* _STATED EXERCISE_
Identify the lines bearing the string "that" and gather them.

* _SOURCE MATERIAL_
··········

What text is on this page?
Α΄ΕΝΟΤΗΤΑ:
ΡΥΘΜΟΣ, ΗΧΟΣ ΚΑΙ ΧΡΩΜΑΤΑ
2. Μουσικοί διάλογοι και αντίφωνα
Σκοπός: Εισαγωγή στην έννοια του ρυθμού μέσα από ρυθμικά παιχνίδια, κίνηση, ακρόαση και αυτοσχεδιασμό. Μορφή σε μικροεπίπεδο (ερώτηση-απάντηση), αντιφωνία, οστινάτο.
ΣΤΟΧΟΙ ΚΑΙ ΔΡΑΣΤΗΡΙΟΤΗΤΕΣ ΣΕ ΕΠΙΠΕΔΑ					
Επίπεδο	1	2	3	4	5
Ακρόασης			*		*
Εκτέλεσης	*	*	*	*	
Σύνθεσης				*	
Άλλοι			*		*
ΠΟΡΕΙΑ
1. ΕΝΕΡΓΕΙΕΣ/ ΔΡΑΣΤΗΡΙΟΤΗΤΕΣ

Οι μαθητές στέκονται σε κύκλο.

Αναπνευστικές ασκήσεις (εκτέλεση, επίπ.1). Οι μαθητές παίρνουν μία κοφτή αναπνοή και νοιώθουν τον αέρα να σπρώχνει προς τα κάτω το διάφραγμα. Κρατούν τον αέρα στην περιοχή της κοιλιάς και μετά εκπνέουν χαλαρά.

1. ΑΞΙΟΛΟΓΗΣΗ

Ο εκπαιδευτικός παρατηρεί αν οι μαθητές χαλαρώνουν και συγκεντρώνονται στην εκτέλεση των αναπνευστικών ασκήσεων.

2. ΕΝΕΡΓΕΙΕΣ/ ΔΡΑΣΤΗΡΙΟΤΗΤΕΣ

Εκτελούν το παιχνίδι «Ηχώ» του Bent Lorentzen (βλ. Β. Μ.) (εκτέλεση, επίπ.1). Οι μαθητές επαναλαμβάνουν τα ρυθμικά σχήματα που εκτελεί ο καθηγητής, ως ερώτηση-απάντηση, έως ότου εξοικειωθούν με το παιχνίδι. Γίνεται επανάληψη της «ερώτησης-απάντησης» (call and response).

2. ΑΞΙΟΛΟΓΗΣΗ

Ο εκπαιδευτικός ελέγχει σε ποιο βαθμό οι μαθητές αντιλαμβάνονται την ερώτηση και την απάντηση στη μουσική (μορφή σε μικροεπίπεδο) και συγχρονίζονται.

··········

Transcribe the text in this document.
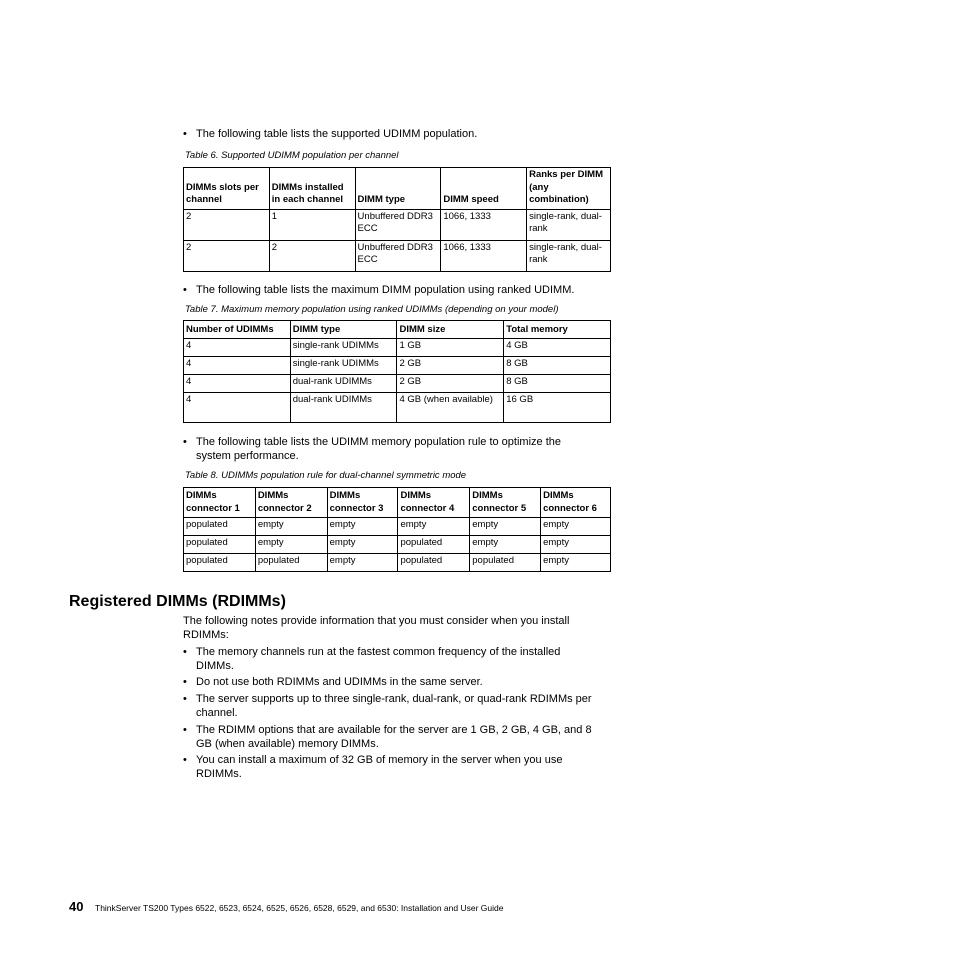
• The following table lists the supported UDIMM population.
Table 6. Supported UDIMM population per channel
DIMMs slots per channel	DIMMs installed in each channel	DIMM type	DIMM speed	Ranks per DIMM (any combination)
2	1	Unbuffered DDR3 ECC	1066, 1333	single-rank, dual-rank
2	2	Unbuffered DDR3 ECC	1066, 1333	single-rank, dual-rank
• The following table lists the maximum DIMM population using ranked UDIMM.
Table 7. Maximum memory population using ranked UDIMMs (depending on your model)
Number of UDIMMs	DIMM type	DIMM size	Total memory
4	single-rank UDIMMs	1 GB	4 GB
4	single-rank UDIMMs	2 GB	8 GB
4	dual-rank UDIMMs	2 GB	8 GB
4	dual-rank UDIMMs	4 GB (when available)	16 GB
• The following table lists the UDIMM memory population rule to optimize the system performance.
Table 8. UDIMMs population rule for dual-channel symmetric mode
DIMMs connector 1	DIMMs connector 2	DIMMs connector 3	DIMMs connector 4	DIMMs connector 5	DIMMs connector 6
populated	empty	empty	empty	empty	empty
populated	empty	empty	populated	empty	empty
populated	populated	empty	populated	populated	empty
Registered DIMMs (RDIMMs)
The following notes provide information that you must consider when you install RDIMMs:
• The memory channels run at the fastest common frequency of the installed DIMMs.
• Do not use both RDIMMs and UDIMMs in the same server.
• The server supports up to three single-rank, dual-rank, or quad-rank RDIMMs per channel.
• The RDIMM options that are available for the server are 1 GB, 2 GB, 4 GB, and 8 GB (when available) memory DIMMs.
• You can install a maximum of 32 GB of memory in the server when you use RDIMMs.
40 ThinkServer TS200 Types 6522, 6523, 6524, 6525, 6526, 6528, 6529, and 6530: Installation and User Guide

··········

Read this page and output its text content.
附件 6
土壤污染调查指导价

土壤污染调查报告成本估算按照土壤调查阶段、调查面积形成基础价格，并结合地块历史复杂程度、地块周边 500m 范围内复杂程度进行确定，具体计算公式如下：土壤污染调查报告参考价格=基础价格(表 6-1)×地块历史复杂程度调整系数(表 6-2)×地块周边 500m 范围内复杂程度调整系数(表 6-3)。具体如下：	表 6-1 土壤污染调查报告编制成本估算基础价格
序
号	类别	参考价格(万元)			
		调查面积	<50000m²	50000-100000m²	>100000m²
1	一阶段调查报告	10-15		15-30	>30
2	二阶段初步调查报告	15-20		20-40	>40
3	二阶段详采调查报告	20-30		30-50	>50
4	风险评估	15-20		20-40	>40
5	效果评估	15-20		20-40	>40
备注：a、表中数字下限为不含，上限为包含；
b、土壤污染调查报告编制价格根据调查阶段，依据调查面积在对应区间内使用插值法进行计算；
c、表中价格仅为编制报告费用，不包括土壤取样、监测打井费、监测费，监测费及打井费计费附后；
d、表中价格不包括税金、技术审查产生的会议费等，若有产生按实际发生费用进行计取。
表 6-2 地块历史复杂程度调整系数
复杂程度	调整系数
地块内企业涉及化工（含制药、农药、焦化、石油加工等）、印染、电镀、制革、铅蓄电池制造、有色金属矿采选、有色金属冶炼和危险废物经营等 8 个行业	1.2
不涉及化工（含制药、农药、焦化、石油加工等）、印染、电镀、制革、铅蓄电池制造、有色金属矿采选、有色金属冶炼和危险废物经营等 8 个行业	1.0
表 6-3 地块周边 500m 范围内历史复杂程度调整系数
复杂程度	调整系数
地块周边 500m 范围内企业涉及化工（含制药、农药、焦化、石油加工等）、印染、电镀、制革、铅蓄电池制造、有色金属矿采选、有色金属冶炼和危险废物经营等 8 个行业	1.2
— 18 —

··········

* _RESULT FOR THIS TASK_
The following notes provide information that you must consider when you install RDIMMs:
• The RDIMM options that are available for the server are 1 GB, 2 GB, 4 GB, and 8 GB (when available) memory DIMMs.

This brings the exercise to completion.